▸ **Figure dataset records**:
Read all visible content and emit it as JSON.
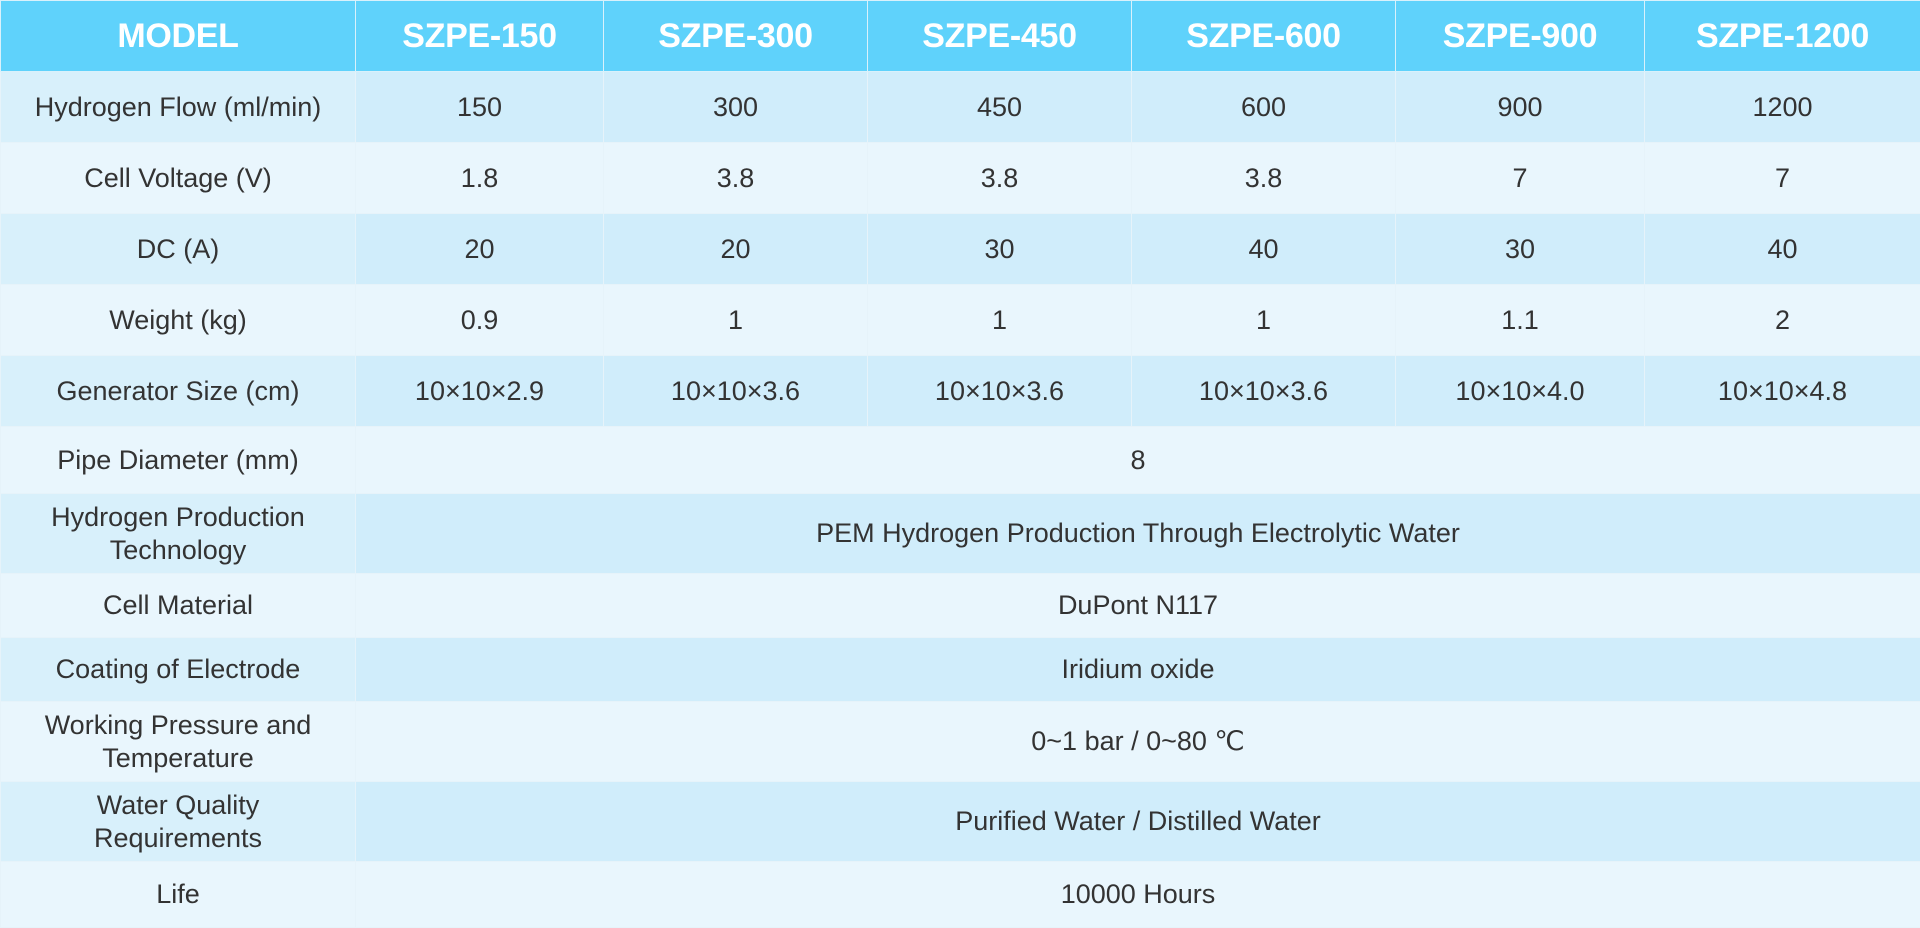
{
  "header": {
    "model": "MODEL",
    "models": [
      "SZPE-150",
      "SZPE-300",
      "SZPE-450",
      "SZPE-600",
      "SZPE-900",
      "SZPE-1200"
    ]
  },
  "rows": {
    "hydrogen_flow": {
      "label": "Hydrogen Flow (ml/min)",
      "values": [
        "150",
        "300",
        "450",
        "600",
        "900",
        "1200"
      ]
    },
    "cell_voltage": {
      "label": "Cell Voltage (V)",
      "values": [
        "1.8",
        "3.8",
        "3.8",
        "3.8",
        "7",
        "7"
      ]
    },
    "dc": {
      "label": "DC (A)",
      "values": [
        "20",
        "20",
        "30",
        "40",
        "30",
        "40"
      ]
    },
    "weight": {
      "label": "Weight (kg)",
      "values": [
        "0.9",
        "1",
        "1",
        "1",
        "1.1",
        "2"
      ]
    },
    "generator_size": {
      "label": "Generator Size (cm)",
      "values": [
        "10×10×2.9",
        "10×10×3.6",
        "10×10×3.6",
        "10×10×3.6",
        "10×10×4.0",
        "10×10×4.8"
      ]
    },
    "pipe_diameter": {
      "label": "Pipe Diameter (mm)",
      "value": "8"
    },
    "production_technology": {
      "label_line1": "Hydrogen Production",
      "label_line2": "Technology",
      "value": "PEM Hydrogen Production Through Electrolytic Water"
    },
    "cell_material": {
      "label": "Cell Material",
      "value": "DuPont N117"
    },
    "electrode_coating": {
      "label": "Coating of Electrode",
      "value": "Iridium oxide"
    },
    "working_conditions": {
      "label_line1": "Working Pressure and",
      "label_line2": "Temperature",
      "value": "0~1 bar / 0~80 ℃"
    },
    "water_quality": {
      "label_line1": "Water Quality",
      "label_line2": "Requirements",
      "value": "Purified Water / Distilled Water"
    },
    "life": {
      "label": "Life",
      "value": "10000 Hours"
    }
  }
}
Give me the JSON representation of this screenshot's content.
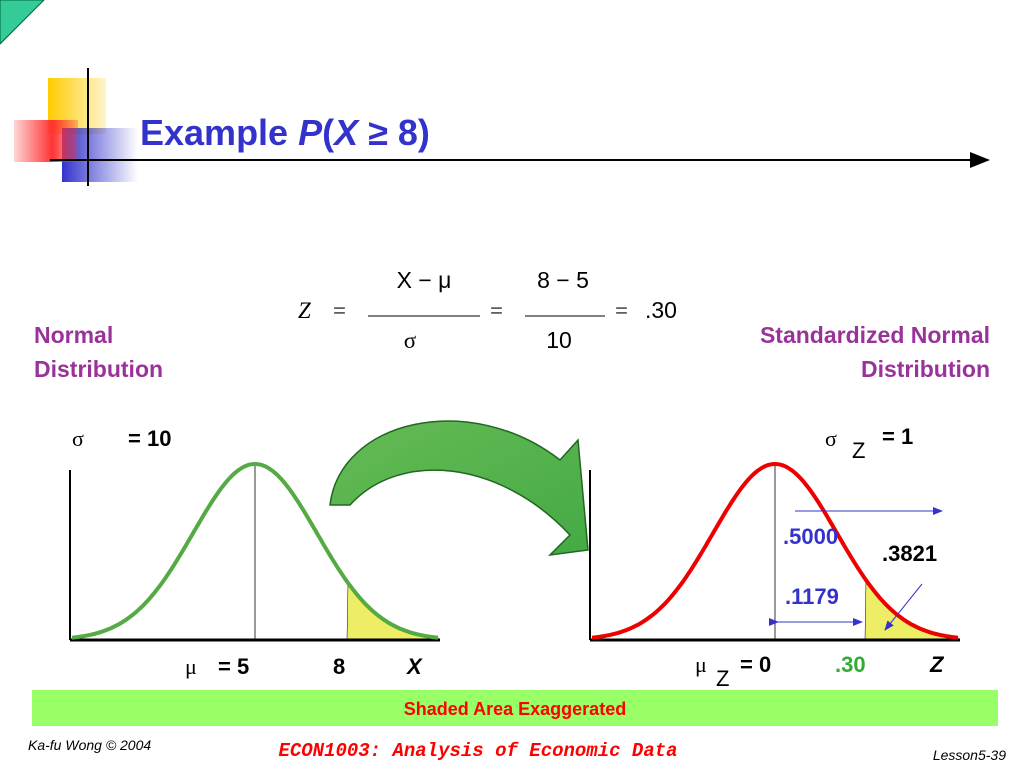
{
  "title": {
    "word": "Example ",
    "p": "P",
    "open": "(",
    "x": "X",
    "rest": " ≥ 8)"
  },
  "formula": {
    "z": "Z",
    "eq1": "=",
    "num1": "X − μ",
    "den1": "σ",
    "eq2": "=",
    "num2": "8 − 5",
    "den2": "10",
    "eq3": "=",
    "result": ".30"
  },
  "left": {
    "heading": [
      "Normal",
      "Distribution"
    ],
    "sigma": "σ",
    "sigma_value": "= 10",
    "mu": "μ",
    "mu_value": "= 5",
    "cut": "8",
    "axis": "X"
  },
  "right": {
    "heading": [
      "Standardized Normal",
      "Distribution"
    ],
    "sigma": "σ",
    "sigma_sub": "Z",
    "sigma_value": "= 1",
    "half": ".5000",
    "tail": ".3821",
    "middle": ".1179",
    "mu": "μ",
    "mu_sub": "Z",
    "mu_value": "= 0",
    "cut": ".30",
    "axis": "Z"
  },
  "banner": "Shaded Area Exaggerated",
  "footer": {
    "author": "Ka-fu Wong © 2004",
    "course": "ECON1003: Analysis of Economic Data",
    "page": "Lesson5-39"
  }
}
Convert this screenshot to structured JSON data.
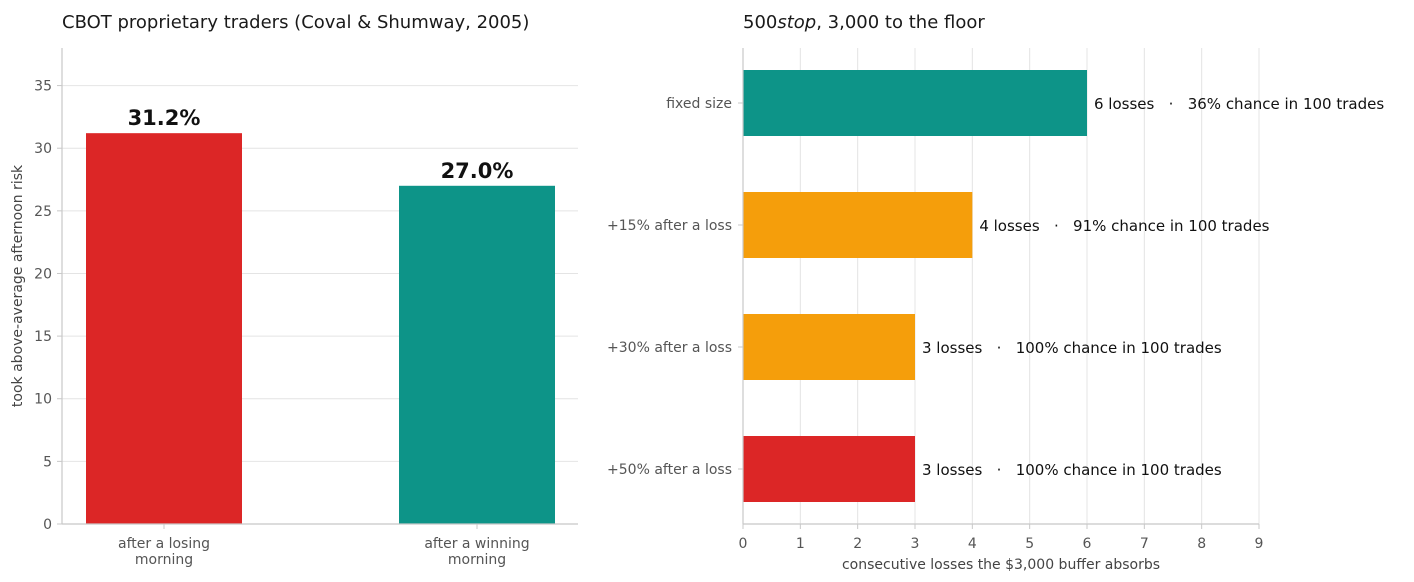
{
  "chart_data": [
    {
      "type": "bar",
      "title": "CBOT proprietary traders (Coval & Shumway, 2005)",
      "ylabel": "took above-average afternoon risk",
      "xlabel": "",
      "ylim": [
        0,
        38
      ],
      "yticks": [
        0,
        5,
        10,
        15,
        20,
        25,
        30,
        35
      ],
      "grid": true,
      "categories": [
        [
          "after a losing",
          "morning"
        ],
        [
          "after a winning",
          "morning"
        ]
      ],
      "values": [
        31.2,
        27.0
      ],
      "value_labels": [
        "31.2%",
        "27.0%"
      ],
      "colors": [
        "#dc2626",
        "#0d9488"
      ]
    },
    {
      "type": "bar",
      "orientation": "horizontal",
      "title": "$500 stop, $3,000 to the floor",
      "title_rendered_main": "500",
      "title_rendered_italic": "stop",
      "title_rendered_rest": ", 3,000 to the floor",
      "xlabel": "consecutive losses the $3,000 buffer absorbs",
      "ylabel": "",
      "xlim": [
        0,
        9
      ],
      "xticks": [
        0,
        1,
        2,
        3,
        4,
        5,
        6,
        7,
        8,
        9
      ],
      "grid": true,
      "categories": [
        "fixed size",
        "+15% after a loss",
        "+30% after a loss",
        "+50% after a loss"
      ],
      "values": [
        6,
        4,
        3,
        3
      ],
      "annotations": [
        "6 losses   ·   36% chance in 100 trades",
        "4 losses   ·   91% chance in 100 trades",
        "3 losses   ·   100% chance in 100 trades",
        "3 losses   ·   100% chance in 100 trades"
      ],
      "colors": [
        "#0d9488",
        "#f59e0b",
        "#f59e0b",
        "#dc2626"
      ]
    }
  ]
}
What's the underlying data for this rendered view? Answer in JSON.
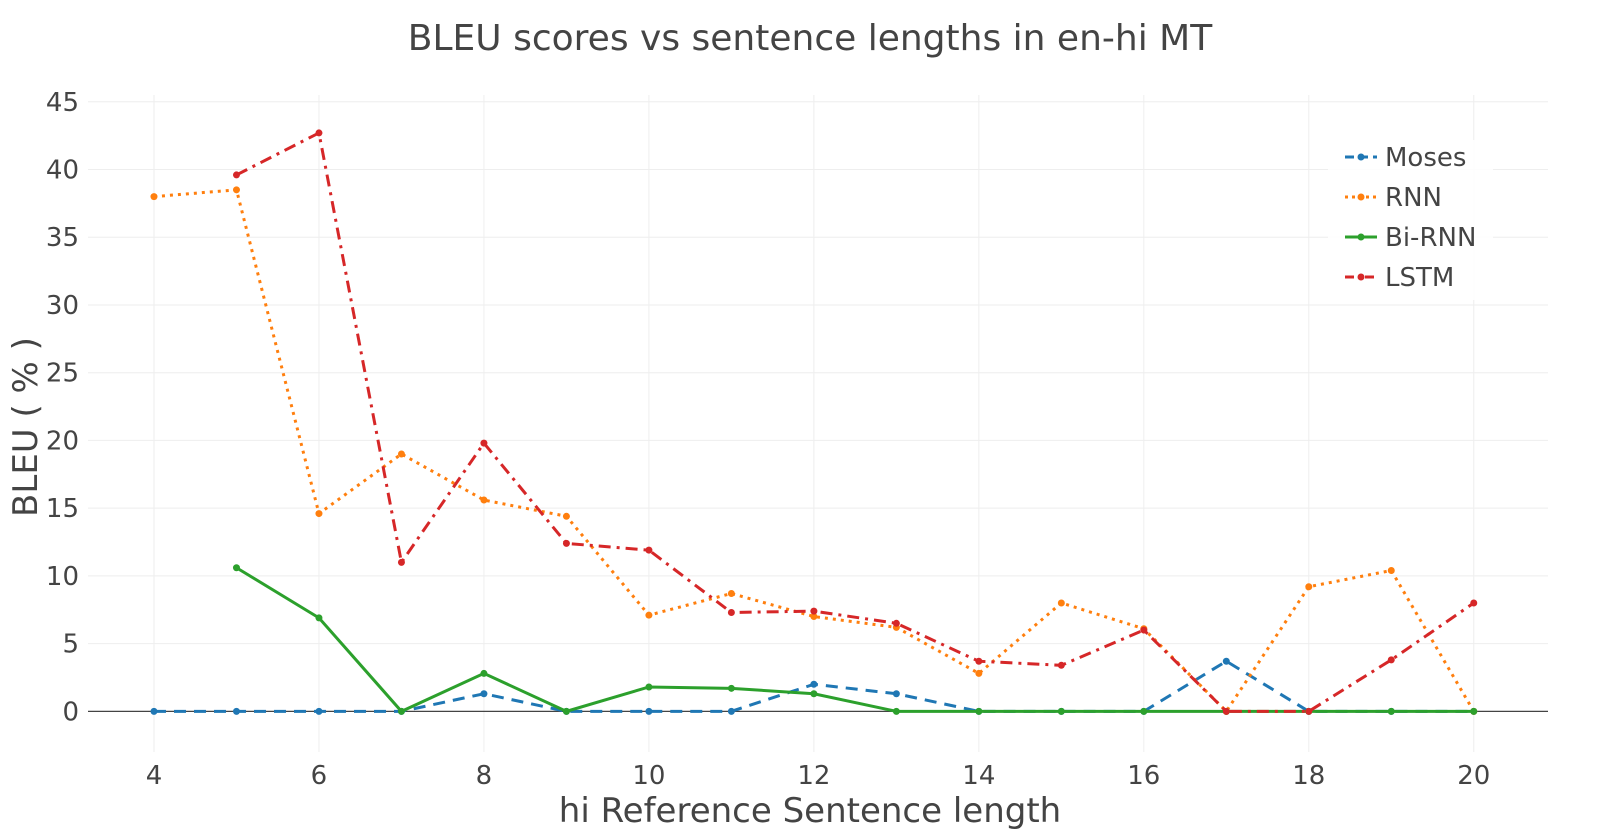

▸ **What you need to do**: Set every line down exactly as written, leaving each picture out.

▸ **Solution below**:
Read all visible content and emit it as JSON.
{
  "header": {
    "model": "MODEL",
    "models": [
      "SZPE-150",
      "SZPE-300",
      "SZPE-450",
      "SZPE-600",
      "SZPE-900",
      "SZPE-1200"
    ]
  },
  "rows": {
    "hydrogen_flow": {
      "label": "Hydrogen Flow (ml/min)",
      "values": [
        "150",
        "300",
        "450",
        "600",
        "900",
        "1200"
      ]
    },
    "cell_voltage": {
      "label": "Cell Voltage (V)",
      "values": [
        "1.8",
        "3.8",
        "3.8",
        "3.8",
        "7",
        "7"
      ]
    },
    "dc": {
      "label": "DC (A)",
      "values": [
        "20",
        "20",
        "30",
        "40",
        "30",
        "40"
      ]
    },
    "weight": {
      "label": "Weight (kg)",
      "values": [
        "0.9",
        "1",
        "1",
        "1",
        "1.1",
        "2"
      ]
    },
    "generator_size": {
      "label": "Generator Size (cm)",
      "values": [
        "10×10×2.9",
        "10×10×3.6",
        "10×10×3.6",
        "10×10×3.6",
        "10×10×4.0",
        "10×10×4.8"
      ]
    },
    "pipe_diameter": {
      "label": "Pipe Diameter (mm)",
      "value": "8"
    },
    "production_technology": {
      "label_line1": "Hydrogen Production",
      "label_line2": "Technology",
      "value": "PEM Hydrogen Production Through Electrolytic Water"
    },
    "cell_material": {
      "label": "Cell Material",
      "value": "DuPont N117"
    },
    "electrode_coating": {
      "label": "Coating of Electrode",
      "value": "Iridium oxide"
    },
    "working_conditions": {
      "label_line1": "Working Pressure and",
      "label_line2": "Temperature",
      "value": "0~1 bar / 0~80 ℃"
    },
    "water_quality": {
      "label_line1": "Water Quality",
      "label_line2": "Requirements",
      "value": "Purified Water / Distilled Water"
    },
    "life": {
      "label": "Life",
      "value": "10000 Hours"
    }
  }
}
Give me the JSON representation of this screenshot's content.
{
  "title": {
    "word": "Example ",
    "p": "P",
    "open": "(",
    "x": "X",
    "rest": " ≥ 8)"
  },
  "formula": {
    "z": "Z",
    "eq1": "=",
    "num1": "X − μ",
    "den1": "σ",
    "eq2": "=",
    "num2": "8 − 5",
    "den2": "10",
    "eq3": "=",
    "result": ".30"
  },
  "left": {
    "heading": [
      "Normal",
      "Distribution"
    ],
    "sigma": "σ",
    "sigma_value": "= 10",
    "mu": "μ",
    "mu_value": "= 5",
    "cut": "8",
    "axis": "X"
  },
  "right": {
    "heading": [
      "Standardized Normal",
      "Distribution"
    ],
    "sigma": "σ",
    "sigma_sub": "Z",
    "sigma_value": "= 1",
    "half": ".5000",
    "tail": ".3821",
    "middle": ".1179",
    "mu": "μ",
    "mu_sub": "Z",
    "mu_value": "= 0",
    "cut": ".30",
    "axis": "Z"
  },
  "banner": "Shaded Area Exaggerated",
  "footer": {
    "author": "Ka-fu Wong © 2004",
    "course": "ECON1003: Analysis of Economic Data",
    "page": "Lesson5-39"
  }
}
Convert this screenshot to structured JSON data.
{
  "chart_data": [
    {
      "type": "bar",
      "title": "CBOT proprietary traders (Coval & Shumway, 2005)",
      "ylabel": "took above-average afternoon risk",
      "xlabel": "",
      "ylim": [
        0,
        38
      ],
      "yticks": [
        0,
        5,
        10,
        15,
        20,
        25,
        30,
        35
      ],
      "grid": true,
      "categories": [
        [
          "after a losing",
          "morning"
        ],
        [
          "after a winning",
          "morning"
        ]
      ],
      "values": [
        31.2,
        27.0
      ],
      "value_labels": [
        "31.2%",
        "27.0%"
      ],
      "colors": [
        "#dc2626",
        "#0d9488"
      ]
    },
    {
      "type": "bar",
      "orientation": "horizontal",
      "title": "$500 stop, $3,000 to the floor",
      "title_rendered_main": "500",
      "title_rendered_italic": "stop",
      "title_rendered_rest": ", 3,000 to the floor",
      "xlabel": "consecutive losses the $3,000 buffer absorbs",
      "ylabel": "",
      "xlim": [
        0,
        9
      ],
      "xticks": [
        0,
        1,
        2,
        3,
        4,
        5,
        6,
        7,
        8,
        9
      ],
      "grid": true,
      "categories": [
        "fixed size",
        "+15% after a loss",
        "+30% after a loss",
        "+50% after a loss"
      ],
      "values": [
        6,
        4,
        3,
        3
      ],
      "annotations": [
        "6 losses   ·   36% chance in 100 trades",
        "4 losses   ·   91% chance in 100 trades",
        "3 losses   ·   100% chance in 100 trades",
        "3 losses   ·   100% chance in 100 trades"
      ],
      "colors": [
        "#0d9488",
        "#f59e0b",
        "#f59e0b",
        "#dc2626"
      ]
    }
  ]
}
What's the underlying data for this rendered view? Answer in JSON.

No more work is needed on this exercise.